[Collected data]

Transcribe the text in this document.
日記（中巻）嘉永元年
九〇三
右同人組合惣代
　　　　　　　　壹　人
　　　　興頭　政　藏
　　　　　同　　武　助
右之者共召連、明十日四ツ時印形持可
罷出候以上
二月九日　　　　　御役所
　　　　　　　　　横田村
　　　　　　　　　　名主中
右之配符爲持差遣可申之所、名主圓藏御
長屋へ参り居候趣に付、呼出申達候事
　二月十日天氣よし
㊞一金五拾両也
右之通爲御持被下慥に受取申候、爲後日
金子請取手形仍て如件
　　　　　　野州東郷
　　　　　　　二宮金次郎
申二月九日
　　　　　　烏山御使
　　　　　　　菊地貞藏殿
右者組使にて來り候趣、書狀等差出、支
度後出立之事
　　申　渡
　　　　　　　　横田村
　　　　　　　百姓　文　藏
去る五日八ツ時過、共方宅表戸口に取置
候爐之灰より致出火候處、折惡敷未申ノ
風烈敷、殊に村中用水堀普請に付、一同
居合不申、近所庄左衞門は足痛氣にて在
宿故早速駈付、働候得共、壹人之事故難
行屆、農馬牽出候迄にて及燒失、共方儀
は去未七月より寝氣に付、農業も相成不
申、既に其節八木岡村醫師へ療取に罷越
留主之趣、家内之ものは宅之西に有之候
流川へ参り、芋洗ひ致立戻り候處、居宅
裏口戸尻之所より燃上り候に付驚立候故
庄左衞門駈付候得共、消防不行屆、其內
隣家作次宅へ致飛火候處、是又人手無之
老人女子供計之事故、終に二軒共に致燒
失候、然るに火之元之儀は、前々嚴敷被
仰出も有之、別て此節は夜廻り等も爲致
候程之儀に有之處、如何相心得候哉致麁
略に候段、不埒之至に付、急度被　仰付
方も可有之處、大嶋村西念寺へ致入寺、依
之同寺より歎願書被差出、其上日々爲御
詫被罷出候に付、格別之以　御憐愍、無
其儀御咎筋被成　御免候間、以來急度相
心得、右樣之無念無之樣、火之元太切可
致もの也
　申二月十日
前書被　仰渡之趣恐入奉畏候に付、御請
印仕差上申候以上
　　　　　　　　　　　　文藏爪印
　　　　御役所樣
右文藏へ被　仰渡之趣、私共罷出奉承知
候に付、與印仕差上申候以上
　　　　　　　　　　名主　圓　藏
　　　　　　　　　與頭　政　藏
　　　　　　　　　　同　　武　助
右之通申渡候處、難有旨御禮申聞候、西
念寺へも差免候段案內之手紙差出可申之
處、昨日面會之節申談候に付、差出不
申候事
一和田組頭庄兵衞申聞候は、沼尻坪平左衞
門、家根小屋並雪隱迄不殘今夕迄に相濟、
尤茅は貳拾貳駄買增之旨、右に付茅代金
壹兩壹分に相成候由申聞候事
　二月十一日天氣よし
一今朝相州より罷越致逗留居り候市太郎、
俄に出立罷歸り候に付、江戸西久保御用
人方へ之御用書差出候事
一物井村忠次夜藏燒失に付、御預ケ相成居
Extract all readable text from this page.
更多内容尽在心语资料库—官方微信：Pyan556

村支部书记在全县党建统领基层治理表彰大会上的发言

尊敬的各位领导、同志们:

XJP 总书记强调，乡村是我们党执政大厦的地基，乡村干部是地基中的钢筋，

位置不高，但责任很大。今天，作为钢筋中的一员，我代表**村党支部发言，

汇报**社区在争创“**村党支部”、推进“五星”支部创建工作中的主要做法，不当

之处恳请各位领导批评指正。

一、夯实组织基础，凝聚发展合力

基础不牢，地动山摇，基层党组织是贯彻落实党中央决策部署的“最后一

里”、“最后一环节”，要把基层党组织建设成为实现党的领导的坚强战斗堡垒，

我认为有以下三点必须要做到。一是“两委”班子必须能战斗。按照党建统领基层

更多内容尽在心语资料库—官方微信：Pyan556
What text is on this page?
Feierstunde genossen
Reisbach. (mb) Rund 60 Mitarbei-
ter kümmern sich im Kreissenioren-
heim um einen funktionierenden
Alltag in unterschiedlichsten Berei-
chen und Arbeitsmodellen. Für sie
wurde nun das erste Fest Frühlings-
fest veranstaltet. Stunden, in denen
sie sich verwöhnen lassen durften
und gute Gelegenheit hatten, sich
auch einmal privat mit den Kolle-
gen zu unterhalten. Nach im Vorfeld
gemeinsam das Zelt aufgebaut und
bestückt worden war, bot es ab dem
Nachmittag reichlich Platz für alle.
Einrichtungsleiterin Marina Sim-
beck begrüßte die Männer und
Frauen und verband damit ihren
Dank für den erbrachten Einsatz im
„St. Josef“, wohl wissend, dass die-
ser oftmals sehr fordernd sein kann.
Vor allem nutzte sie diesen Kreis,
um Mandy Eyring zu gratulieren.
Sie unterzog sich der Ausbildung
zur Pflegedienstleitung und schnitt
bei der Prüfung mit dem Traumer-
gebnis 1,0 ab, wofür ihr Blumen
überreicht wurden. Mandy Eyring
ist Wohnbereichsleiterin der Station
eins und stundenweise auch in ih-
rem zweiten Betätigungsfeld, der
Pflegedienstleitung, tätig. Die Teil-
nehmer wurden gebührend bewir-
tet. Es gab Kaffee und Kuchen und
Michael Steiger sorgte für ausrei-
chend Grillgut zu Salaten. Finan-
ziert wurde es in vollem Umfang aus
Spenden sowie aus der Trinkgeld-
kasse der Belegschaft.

**WORK TO COMPLETE:** Using the listing above, please repeat every entry exactly.

**SOLUTION FOR THIS EXERCISE:**
Transcribe the text in this document.
日記（中巻）嘉永元年
九〇三
右同人組合惣代
　　　　　　　　壹　人
　　　　興頭　政　藏
　　　　　同　　武　助
右之者共召連、明十日四ツ時印形持可
罷出候以上
二月九日　　　　　御役所
　　　　　　　　　横田村
　　　　　　　　　　名主中
右之配符爲持差遣可申之所、名主圓藏御
長屋へ参り居候趣に付、呼出申達候事
　二月十日天氣よし
㊞一金五拾両也
右之通爲御持被下慥に受取申候、爲後日
金子請取手形仍て如件
　　　　　　野州東郷
　　　　　　　二宮金次郎
申二月九日
　　　　　　烏山御使
　　　　　　　菊地貞藏殿
右者組使にて來り候趣、書狀等差出、支
度後出立之事
　　申　渡
　　　　　　　　横田村
　　　　　　　百姓　文　藏
去る五日八ツ時過、共方宅表戸口に取置
候爐之灰より致出火候處、折惡敷未申ノ
風烈敷、殊に村中用水堀普請に付、一同
居合不申、近所庄左衞門は足痛氣にて在
宿故早速駈付、働候得共、壹人之事故難
行屆、農馬牽出候迄にて及燒失、共方儀
は去未七月より寝氣に付、農業も相成不
申、既に其節八木岡村醫師へ療取に罷越
留主之趣、家内之ものは宅之西に有之候
流川へ参り、芋洗ひ致立戻り候處、居宅
裏口戸尻之所より燃上り候に付驚立候故
庄左衞門駈付候得共、消防不行屆、其內
隣家作次宅へ致飛火候處、是又人手無之
老人女子供計之事故、終に二軒共に致燒
失候、然るに火之元之儀は、前々嚴敷被
仰出も有之、別て此節は夜廻り等も爲致
候程之儀に有之處、如何相心得候哉致麁
略に候段、不埒之至に付、急度被　仰付
方も可有之處、大嶋村西念寺へ致入寺、依
之同寺より歎願書被差出、其上日々爲御
詫被罷出候に付、格別之以　御憐愍、無
其儀御咎筋被成　御免候間、以來急度相
心得、右樣之無念無之樣、火之元太切可
致もの也
　申二月十日
前書被　仰渡之趣恐入奉畏候に付、御請
印仕差上申候以上
　　　　　　　　　　　　文藏爪印
　　　　御役所樣
右文藏へ被　仰渡之趣、私共罷出奉承知
候に付、與印仕差上申候以上
　　　　　　　　　　名主　圓　藏
　　　　　　　　　與頭　政　藏
　　　　　　　　　　同　　武　助
右之通申渡候處、難有旨御禮申聞候、西
念寺へも差免候段案內之手紙差出可申之
處、昨日面會之節申談候に付、差出不
申候事
一和田組頭庄兵衞申聞候は、沼尻坪平左衞
門、家根小屋並雪隱迄不殘今夕迄に相濟、
尤茅は貳拾貳駄買增之旨、右に付茅代金
壹兩壹分に相成候由申聞候事
　二月十一日天氣よし
一今朝相州より罷越致逗留居り候市太郎、
俄に出立罷歸り候に付、江戸西久保御用
人方へ之御用書差出候事
一物井村忠次夜藏燒失に付、御預ケ相成居
Extract all readable text from this page.
更多内容尽在心语资料库—官方微信：Pyan556

村支部书记在全县党建统领基层治理表彰大会上的发言

尊敬的各位领导、同志们:

XJP 总书记强调，乡村是我们党执政大厦的地基，乡村干部是地基中的钢筋，

位置不高，但责任很大。今天，作为钢筋中的一员，我代表**村党支部发言，

汇报**社区在争创“**村党支部”、推进“五星”支部创建工作中的主要做法，不当

之处恳请各位领导批评指正。

一、夯实组织基础，凝聚发展合力

基础不牢，地动山摇，基层党组织是贯彻落实党中央决策部署的“最后一

里”、“最后一环节”，要把基层党组织建设成为实现党的领导的坚强战斗堡垒，

我认为有以下三点必须要做到。一是“两委”班子必须能战斗。按照党建统领基层

更多内容尽在心语资料库—官方微信：Pyan556
What text is on this page?
Feierstunde genossen
Reisbach. (mb) Rund 60 Mitarbei-
ter kümmern sich im Kreissenioren-
heim um einen funktionierenden
Alltag in unterschiedlichsten Berei-
chen und Arbeitsmodellen. Für sie
wurde nun das erste Fest Frühlings-
fest veranstaltet. Stunden, in denen
sie sich verwöhnen lassen durften
und gute Gelegenheit hatten, sich
auch einmal privat mit den Kolle-
gen zu unterhalten. Nach im Vorfeld
gemeinsam das Zelt aufgebaut und
bestückt worden war, bot es ab dem
Nachmittag reichlich Platz für alle.
Einrichtungsleiterin Marina Sim-
beck begrüßte die Männer und
Frauen und verband damit ihren
Dank für den erbrachten Einsatz im
„St. Josef“, wohl wissend, dass die-
ser oftmals sehr fordernd sein kann.
Vor allem nutzte sie diesen Kreis,
um Mandy Eyring zu gratulieren.
Sie unterzog sich der Ausbildung
zur Pflegedienstleitung und schnitt
bei der Prüfung mit dem Traumer-
gebnis 1,0 ab, wofür ihr Blumen
überreicht wurden. Mandy Eyring
ist Wohnbereichsleiterin der Station
eins und stundenweise auch in ih-
rem zweiten Betätigungsfeld, der
Pflegedienstleitung, tätig. Die Teil-
nehmer wurden gebührend bewir-
tet. Es gab Kaffee und Kuchen und
Michael Steiger sorgte für ausrei-
chend Grillgut zu Salaten. Finan-
ziert wurde es in vollem Umfang aus
Spenden sowie aus der Trinkgeld-
kasse der Belegschaft.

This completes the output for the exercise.